▸ Exercise directions:
Transcribe the records below exactly as they appear, omitting any pictures.

Part of a data file
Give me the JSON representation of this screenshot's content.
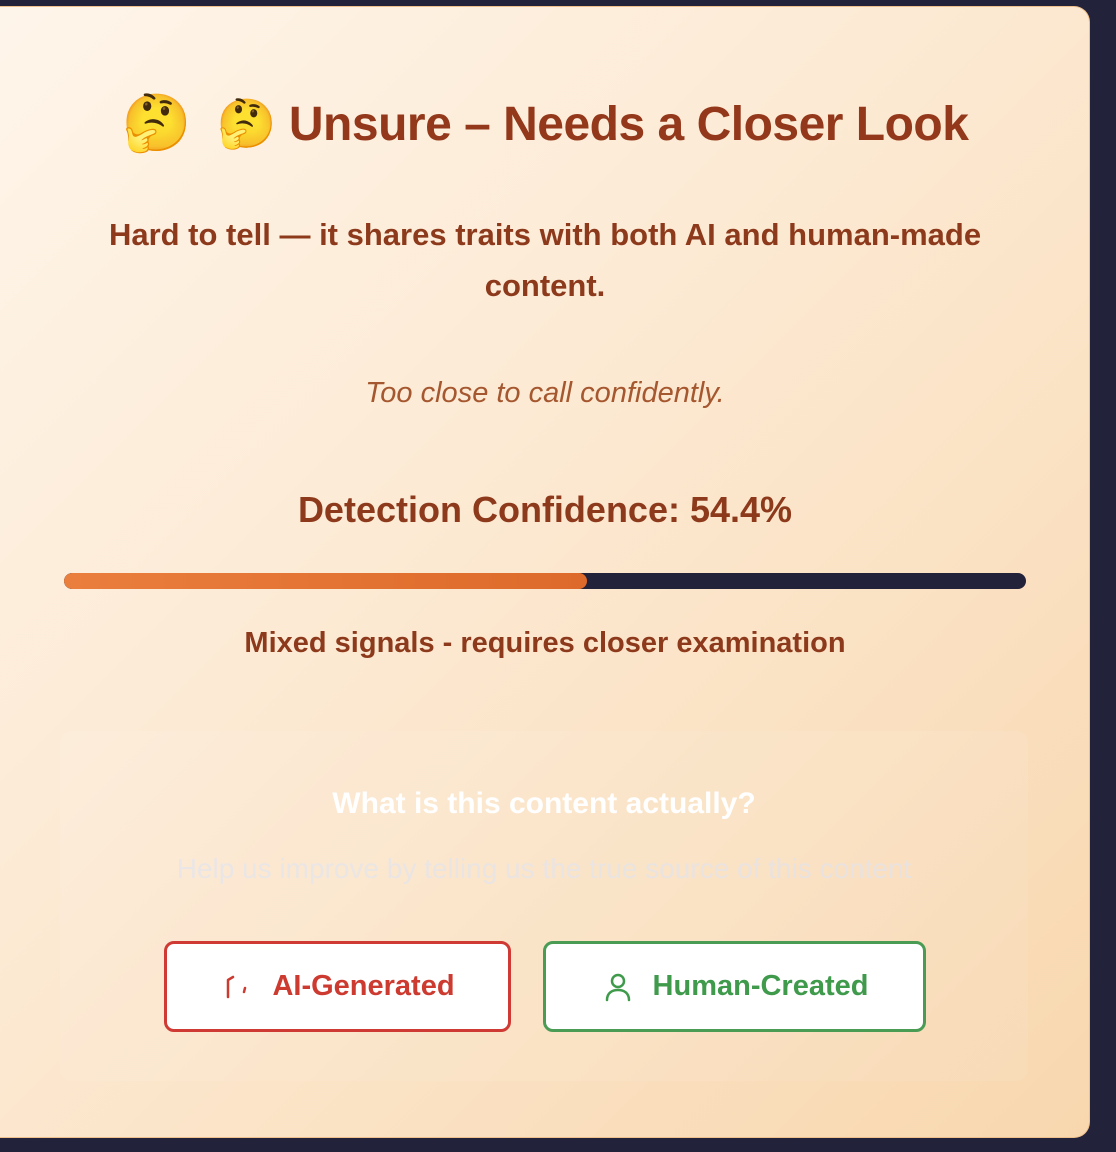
{
  "result": {
    "leading_emoji": "🤔",
    "title": "🤔 Unsure – Needs a Closer Look",
    "description": "Hard to tell — it shares traits with both AI and human-made content.",
    "note": "Too close to call confidently.",
    "confidence_text": "Detection Confidence: 54.4%",
    "confidence_value": 54.4,
    "confidence_explanation": "Mixed signals - requires closer examination"
  },
  "feedback": {
    "question": "What is this content actually?",
    "help_text": "Help us improve by telling us the true source of this content",
    "ai_button_label": "AI-Generated",
    "ai_button_icon": "ai-chip-icon",
    "human_button_label": "Human-Created",
    "human_button_icon": "user-icon"
  },
  "colors": {
    "title": "#93381a",
    "bar_fill": "#e2712f",
    "bar_track": "#23223b",
    "ai_accent": "#cf3b34",
    "human_accent": "#4a9c55"
  }
}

▸ Answer below:
Give me the JSON representation of this screenshot's content.
{
  "result": {
    "leading_emoji": "🤔",
    "title": "🤔 Unsure – Needs a Closer Look",
    "description": "Hard to tell — it shares traits with both AI and human-made content.",
    "note": "Too close to call confidently.",
    "confidence_text": "Detection Confidence: 54.4%",
    "confidence_value": 54.4,
    "confidence_explanation": "Mixed signals - requires closer examination"
  },
  "feedback": {
    "question": "What is this content actually?",
    "help_text": "Help us improve by telling us the true source of this content",
    "ai_button_label": "AI-Generated",
    "ai_button_icon": "ai-chip-icon",
    "human_button_label": "Human-Created",
    "human_button_icon": "user-icon"
  },
  "colors": {
    "title": "#93381a",
    "bar_fill": "#e2712f",
    "bar_track": "#23223b",
    "ai_accent": "#cf3b34",
    "human_accent": "#4a9c55"
  }
}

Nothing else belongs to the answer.